**Description of the task**
Extract, from the records beneath this instruction, each line that contains the word "Club".

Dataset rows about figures
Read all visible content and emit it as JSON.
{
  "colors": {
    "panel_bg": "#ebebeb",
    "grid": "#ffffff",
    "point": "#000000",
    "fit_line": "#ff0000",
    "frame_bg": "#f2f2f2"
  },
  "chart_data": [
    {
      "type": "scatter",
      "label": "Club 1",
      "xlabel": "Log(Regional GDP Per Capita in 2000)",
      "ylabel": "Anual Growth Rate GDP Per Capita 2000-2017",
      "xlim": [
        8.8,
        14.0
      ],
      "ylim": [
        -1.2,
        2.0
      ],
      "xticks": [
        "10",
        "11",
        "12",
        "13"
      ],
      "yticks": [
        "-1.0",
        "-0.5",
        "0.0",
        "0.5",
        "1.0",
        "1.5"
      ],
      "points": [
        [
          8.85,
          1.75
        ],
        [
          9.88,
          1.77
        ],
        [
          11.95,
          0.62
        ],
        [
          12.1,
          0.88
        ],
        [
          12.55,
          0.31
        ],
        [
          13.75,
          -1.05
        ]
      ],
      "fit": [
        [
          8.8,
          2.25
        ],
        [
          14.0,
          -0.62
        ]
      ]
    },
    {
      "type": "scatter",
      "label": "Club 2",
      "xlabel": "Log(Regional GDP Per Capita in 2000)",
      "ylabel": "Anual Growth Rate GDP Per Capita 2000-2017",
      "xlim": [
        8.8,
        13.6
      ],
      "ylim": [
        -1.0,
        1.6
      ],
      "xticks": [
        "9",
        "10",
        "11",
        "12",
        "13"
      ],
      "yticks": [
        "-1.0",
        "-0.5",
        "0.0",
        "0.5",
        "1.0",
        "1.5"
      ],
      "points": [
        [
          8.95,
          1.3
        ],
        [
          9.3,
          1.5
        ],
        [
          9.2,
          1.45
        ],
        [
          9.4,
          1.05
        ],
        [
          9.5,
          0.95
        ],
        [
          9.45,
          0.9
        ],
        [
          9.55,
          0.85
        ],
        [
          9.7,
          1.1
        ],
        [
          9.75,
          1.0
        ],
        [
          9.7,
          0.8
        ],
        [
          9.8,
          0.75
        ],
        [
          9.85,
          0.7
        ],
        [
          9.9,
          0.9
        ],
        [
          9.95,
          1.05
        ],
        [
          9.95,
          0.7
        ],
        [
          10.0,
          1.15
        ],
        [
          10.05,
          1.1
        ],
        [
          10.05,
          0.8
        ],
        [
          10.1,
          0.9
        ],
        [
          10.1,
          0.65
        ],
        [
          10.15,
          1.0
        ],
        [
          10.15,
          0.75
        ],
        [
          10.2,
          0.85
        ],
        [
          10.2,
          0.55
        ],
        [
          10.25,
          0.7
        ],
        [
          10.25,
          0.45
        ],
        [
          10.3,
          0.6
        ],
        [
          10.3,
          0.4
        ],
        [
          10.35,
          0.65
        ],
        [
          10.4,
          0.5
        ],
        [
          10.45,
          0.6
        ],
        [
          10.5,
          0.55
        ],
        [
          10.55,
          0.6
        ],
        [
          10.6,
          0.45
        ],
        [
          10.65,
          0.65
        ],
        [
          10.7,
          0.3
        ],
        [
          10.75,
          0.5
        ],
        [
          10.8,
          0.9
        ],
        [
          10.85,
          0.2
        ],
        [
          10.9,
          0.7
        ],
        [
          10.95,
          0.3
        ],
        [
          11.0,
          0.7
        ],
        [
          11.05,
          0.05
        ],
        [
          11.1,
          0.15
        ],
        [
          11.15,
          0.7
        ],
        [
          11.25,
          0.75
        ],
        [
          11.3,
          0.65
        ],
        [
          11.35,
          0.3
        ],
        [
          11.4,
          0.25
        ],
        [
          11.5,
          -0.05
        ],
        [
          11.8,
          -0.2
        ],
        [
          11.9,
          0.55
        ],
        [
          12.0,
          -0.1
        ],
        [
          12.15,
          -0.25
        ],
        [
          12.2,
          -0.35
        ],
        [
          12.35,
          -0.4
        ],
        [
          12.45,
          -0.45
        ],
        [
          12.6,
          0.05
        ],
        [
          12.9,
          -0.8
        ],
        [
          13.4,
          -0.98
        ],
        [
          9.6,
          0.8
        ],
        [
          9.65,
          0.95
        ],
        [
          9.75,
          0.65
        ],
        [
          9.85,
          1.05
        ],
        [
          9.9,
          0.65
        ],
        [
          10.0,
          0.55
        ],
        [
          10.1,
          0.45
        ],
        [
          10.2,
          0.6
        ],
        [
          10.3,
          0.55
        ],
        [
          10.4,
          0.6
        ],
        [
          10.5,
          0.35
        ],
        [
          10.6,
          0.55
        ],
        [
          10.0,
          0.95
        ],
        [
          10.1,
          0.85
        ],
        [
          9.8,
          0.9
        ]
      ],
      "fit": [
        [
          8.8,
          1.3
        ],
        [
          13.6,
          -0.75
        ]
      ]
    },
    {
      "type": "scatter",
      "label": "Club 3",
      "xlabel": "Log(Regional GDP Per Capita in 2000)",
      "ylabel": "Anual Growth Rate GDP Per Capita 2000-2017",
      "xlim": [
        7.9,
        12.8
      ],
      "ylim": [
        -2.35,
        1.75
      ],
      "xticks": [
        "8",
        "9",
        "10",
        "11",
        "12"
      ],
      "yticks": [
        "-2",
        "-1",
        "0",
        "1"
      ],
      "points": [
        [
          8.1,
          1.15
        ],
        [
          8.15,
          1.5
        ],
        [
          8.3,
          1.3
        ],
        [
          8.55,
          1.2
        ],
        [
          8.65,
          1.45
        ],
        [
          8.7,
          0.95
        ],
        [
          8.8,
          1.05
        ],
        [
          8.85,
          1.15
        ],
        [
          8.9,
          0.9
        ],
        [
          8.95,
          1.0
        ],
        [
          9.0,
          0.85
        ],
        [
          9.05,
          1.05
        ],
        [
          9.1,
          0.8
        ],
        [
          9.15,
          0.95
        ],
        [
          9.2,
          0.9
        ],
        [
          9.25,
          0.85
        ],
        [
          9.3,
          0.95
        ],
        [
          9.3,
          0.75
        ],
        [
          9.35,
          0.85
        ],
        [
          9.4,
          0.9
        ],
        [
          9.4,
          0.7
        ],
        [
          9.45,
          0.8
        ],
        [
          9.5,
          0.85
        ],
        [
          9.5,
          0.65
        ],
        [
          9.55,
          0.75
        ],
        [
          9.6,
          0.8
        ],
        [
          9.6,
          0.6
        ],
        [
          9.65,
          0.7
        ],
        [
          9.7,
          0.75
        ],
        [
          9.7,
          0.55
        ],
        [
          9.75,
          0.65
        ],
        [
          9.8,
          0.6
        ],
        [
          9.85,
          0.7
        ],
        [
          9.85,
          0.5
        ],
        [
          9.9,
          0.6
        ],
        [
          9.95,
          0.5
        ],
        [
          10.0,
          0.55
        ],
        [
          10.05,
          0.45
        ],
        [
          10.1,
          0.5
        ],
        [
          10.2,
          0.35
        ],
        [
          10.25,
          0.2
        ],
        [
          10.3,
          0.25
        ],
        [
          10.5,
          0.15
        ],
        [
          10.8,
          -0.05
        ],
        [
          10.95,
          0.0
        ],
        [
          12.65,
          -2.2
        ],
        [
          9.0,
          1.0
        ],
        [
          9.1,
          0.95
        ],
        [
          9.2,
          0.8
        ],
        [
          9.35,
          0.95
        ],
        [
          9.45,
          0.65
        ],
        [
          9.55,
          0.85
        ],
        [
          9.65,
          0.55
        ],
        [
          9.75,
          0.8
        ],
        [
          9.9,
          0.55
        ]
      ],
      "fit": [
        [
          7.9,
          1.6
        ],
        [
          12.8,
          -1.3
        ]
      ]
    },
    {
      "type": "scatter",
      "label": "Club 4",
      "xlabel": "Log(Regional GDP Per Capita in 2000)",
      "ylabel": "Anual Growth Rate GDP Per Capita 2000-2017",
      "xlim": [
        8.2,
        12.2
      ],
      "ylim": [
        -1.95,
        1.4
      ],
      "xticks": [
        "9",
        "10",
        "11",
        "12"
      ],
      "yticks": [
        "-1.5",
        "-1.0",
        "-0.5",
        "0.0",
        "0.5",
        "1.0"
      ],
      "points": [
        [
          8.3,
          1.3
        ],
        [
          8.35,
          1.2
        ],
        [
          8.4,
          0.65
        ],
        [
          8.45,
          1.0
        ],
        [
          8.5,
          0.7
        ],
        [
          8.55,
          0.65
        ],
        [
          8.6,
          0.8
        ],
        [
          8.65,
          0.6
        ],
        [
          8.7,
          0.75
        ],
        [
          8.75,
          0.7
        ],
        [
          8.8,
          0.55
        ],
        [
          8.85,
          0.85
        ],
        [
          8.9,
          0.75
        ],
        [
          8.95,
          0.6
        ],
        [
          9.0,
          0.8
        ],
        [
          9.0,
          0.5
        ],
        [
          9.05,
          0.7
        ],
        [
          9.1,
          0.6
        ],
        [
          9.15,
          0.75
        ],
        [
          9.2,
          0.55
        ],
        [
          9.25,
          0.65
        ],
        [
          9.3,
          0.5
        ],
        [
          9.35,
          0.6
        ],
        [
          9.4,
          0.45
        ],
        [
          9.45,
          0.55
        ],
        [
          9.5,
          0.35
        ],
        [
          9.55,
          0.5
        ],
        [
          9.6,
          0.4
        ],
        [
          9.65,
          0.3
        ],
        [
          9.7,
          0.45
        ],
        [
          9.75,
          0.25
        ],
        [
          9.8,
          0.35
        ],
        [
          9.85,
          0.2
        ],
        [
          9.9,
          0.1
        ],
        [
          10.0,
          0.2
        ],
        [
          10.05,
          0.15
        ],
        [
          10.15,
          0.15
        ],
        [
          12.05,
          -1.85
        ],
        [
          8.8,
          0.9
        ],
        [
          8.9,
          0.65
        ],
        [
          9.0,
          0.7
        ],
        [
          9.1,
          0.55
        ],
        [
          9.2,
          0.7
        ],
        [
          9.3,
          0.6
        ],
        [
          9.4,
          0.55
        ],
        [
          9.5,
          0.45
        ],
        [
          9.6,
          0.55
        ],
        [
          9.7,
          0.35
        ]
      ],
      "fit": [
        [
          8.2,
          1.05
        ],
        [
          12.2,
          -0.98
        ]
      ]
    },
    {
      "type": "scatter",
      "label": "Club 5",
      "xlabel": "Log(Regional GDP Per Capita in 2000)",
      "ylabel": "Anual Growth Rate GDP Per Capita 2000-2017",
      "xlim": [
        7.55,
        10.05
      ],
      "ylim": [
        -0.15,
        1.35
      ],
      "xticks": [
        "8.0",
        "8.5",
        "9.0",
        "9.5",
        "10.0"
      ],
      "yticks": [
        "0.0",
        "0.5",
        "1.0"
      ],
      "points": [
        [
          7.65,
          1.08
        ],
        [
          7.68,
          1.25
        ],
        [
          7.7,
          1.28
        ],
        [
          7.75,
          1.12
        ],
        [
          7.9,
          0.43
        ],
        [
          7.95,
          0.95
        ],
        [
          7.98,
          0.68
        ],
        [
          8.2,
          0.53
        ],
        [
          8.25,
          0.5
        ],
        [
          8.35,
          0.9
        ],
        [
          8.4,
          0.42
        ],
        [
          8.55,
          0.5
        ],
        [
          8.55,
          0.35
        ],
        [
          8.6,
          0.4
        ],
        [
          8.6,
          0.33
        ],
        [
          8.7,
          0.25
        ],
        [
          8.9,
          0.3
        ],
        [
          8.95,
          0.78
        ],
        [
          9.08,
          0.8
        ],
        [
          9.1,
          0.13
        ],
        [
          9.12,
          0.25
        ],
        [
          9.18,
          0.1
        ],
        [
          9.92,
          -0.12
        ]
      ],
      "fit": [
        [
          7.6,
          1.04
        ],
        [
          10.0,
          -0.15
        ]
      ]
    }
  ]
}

**Reply**
      "label": "Club 1",
      "label": "Club 2",
      "label": "Club 3",
      "label": "Club 4",
      "label": "Club 5",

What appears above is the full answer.